◆ WHAT TO PRODUCE ◆
In the entries below, count every line containing "herencia". Reply with the number alone.

-- ENTRIES start --

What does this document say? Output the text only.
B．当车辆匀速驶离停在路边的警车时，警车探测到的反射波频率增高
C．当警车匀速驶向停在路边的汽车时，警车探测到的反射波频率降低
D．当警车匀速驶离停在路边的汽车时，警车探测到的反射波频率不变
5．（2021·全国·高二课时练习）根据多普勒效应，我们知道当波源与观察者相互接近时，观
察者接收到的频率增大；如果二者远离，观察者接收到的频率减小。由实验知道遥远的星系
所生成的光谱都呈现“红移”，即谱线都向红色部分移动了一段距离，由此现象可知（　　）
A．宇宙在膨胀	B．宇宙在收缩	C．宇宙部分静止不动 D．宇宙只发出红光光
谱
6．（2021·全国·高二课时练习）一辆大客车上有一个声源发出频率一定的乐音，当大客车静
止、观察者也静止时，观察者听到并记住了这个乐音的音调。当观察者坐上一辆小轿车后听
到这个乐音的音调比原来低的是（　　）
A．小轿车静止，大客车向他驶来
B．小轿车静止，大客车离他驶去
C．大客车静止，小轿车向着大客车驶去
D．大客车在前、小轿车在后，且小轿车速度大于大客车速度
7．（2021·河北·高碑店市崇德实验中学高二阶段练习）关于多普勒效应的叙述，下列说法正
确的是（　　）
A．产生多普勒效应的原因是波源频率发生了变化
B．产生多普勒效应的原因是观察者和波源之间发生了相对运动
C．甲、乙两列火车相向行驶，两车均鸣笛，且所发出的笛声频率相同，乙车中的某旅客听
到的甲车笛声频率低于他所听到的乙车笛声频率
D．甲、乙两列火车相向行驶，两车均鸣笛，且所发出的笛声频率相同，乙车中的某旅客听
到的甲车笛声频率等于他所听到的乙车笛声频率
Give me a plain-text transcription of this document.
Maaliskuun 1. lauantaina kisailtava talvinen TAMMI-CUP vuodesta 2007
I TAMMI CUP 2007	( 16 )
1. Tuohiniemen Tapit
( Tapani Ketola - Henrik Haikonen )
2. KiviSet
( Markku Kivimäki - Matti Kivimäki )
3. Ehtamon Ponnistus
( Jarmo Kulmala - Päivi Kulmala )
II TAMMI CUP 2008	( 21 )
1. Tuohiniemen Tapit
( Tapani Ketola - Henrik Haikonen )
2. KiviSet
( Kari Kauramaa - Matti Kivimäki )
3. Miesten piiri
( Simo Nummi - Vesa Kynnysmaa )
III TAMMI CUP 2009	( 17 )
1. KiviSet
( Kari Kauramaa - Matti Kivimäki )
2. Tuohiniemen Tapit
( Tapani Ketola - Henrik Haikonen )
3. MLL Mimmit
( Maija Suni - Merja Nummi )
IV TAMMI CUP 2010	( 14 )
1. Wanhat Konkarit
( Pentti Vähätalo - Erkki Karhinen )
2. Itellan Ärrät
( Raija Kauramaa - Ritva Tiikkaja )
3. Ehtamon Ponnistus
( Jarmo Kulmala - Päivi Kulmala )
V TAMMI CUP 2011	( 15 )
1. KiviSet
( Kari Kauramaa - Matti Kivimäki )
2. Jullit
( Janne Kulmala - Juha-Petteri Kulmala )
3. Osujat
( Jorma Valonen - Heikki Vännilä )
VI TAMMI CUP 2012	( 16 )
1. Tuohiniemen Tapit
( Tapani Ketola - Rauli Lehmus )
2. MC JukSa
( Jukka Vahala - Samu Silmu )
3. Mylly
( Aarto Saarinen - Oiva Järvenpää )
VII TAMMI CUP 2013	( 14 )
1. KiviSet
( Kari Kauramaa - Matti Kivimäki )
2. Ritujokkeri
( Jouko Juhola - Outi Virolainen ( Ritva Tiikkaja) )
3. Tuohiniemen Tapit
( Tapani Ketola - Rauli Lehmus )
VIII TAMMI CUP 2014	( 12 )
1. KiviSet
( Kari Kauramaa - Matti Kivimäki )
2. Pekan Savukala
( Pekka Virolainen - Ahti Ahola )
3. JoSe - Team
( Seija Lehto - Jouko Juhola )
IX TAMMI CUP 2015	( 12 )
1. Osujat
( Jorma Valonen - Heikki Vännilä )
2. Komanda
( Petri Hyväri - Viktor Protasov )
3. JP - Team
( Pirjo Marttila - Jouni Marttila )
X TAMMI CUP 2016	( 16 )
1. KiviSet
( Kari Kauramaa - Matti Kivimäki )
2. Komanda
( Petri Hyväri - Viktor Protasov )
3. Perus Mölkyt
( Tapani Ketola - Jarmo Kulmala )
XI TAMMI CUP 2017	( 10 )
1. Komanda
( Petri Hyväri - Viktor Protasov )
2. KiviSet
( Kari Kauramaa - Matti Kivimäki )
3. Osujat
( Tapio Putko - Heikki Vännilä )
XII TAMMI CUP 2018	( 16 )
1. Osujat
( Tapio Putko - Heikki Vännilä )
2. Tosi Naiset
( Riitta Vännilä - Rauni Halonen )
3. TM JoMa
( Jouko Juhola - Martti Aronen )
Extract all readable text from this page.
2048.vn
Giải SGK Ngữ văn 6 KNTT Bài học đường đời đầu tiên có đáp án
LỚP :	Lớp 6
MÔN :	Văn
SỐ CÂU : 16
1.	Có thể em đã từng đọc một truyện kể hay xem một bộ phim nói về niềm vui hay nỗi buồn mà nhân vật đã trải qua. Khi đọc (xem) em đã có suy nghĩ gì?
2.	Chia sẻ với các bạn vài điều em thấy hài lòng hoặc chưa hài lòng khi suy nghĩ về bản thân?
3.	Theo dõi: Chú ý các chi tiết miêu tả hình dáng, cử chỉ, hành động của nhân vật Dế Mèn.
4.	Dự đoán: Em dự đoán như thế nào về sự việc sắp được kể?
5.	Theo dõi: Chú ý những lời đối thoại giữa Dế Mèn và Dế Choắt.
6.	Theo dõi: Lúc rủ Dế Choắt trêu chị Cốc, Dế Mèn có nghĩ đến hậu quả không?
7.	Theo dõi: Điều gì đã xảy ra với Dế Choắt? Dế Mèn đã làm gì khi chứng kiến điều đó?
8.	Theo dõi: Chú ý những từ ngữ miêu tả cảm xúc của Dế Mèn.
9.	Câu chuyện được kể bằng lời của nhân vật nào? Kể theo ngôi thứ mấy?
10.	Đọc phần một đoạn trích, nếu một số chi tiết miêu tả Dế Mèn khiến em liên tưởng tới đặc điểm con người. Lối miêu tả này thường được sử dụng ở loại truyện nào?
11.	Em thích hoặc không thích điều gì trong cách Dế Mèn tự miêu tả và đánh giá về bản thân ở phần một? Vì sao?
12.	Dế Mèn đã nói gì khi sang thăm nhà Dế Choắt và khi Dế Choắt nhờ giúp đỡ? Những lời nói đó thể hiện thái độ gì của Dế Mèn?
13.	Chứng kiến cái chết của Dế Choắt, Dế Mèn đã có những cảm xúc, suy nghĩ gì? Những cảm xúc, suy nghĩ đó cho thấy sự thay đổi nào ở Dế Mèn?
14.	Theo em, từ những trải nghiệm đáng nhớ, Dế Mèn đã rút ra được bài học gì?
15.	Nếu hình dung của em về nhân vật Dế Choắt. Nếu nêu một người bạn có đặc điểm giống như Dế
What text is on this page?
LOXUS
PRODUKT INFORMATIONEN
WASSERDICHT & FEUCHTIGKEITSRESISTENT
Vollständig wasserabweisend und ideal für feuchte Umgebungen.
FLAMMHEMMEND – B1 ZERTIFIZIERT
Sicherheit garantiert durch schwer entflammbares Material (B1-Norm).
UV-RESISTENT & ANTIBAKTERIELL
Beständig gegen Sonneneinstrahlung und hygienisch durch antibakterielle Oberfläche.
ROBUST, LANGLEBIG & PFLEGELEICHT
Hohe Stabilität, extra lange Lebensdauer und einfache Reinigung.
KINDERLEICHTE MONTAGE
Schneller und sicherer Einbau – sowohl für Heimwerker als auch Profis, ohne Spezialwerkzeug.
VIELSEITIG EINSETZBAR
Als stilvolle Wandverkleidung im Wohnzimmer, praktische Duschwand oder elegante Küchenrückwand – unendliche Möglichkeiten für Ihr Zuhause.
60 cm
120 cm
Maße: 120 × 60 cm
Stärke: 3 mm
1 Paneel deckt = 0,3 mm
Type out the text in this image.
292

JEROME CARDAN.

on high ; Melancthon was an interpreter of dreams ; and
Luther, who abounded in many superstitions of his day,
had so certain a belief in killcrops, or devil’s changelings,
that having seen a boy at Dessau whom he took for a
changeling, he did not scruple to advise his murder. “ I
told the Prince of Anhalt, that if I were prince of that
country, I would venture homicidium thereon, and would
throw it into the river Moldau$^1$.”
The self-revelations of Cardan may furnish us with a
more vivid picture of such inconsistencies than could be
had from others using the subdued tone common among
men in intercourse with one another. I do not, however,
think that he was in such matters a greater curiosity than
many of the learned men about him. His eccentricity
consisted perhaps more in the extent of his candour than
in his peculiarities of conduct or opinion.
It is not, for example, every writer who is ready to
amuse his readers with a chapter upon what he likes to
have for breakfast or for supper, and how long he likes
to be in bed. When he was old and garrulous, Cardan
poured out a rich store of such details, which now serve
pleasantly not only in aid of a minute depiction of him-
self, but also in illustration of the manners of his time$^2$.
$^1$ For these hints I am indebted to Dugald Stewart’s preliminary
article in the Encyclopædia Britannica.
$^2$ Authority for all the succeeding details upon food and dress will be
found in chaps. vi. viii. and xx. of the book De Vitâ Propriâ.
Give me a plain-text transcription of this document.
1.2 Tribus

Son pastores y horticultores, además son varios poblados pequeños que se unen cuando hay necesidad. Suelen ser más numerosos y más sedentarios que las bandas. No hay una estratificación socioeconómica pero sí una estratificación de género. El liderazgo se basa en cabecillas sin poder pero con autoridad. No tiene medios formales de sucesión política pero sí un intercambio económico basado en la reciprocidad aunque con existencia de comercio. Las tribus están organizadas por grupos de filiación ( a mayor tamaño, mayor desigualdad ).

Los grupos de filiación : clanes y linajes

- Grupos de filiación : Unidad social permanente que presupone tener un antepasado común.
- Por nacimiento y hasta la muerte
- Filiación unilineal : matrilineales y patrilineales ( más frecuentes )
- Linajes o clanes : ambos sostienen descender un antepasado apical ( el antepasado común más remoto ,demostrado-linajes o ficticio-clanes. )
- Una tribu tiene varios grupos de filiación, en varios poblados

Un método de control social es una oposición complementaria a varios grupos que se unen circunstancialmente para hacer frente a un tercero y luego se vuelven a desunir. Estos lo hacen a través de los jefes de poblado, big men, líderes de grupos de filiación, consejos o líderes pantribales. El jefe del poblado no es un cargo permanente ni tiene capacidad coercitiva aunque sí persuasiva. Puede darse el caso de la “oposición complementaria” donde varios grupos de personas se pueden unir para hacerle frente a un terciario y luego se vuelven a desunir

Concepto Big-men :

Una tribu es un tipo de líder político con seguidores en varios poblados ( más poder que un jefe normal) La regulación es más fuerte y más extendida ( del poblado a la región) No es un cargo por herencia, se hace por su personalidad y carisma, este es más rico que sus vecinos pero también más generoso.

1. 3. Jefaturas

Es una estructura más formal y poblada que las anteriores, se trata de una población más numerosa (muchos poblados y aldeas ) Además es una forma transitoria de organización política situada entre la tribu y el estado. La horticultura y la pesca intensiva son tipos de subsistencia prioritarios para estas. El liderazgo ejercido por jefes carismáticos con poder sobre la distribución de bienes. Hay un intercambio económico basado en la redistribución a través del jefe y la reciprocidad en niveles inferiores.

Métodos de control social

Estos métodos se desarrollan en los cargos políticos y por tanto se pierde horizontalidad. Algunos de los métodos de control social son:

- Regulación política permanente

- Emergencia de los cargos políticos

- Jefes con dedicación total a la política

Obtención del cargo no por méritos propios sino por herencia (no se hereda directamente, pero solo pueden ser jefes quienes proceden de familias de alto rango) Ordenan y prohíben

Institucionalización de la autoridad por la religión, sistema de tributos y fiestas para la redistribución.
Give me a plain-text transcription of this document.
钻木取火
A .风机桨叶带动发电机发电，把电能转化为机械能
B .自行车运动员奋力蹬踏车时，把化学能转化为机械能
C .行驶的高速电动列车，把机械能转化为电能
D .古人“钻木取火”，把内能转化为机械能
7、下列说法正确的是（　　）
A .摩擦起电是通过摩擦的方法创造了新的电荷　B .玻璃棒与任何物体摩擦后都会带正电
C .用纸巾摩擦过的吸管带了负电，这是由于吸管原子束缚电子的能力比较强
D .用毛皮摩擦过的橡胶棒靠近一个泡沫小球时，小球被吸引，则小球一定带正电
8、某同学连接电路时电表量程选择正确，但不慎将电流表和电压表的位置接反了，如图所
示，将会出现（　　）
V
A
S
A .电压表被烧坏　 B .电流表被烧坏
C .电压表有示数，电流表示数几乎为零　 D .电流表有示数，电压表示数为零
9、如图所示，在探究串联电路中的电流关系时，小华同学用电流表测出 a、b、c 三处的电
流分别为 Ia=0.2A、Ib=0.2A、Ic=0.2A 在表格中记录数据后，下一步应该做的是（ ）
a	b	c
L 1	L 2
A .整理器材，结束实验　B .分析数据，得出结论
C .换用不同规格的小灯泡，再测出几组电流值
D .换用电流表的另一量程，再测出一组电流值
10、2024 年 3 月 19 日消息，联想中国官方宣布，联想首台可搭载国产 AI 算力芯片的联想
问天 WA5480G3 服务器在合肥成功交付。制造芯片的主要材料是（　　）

-- ENTRIES end --

◆ WRITTEN REPLY ◆
2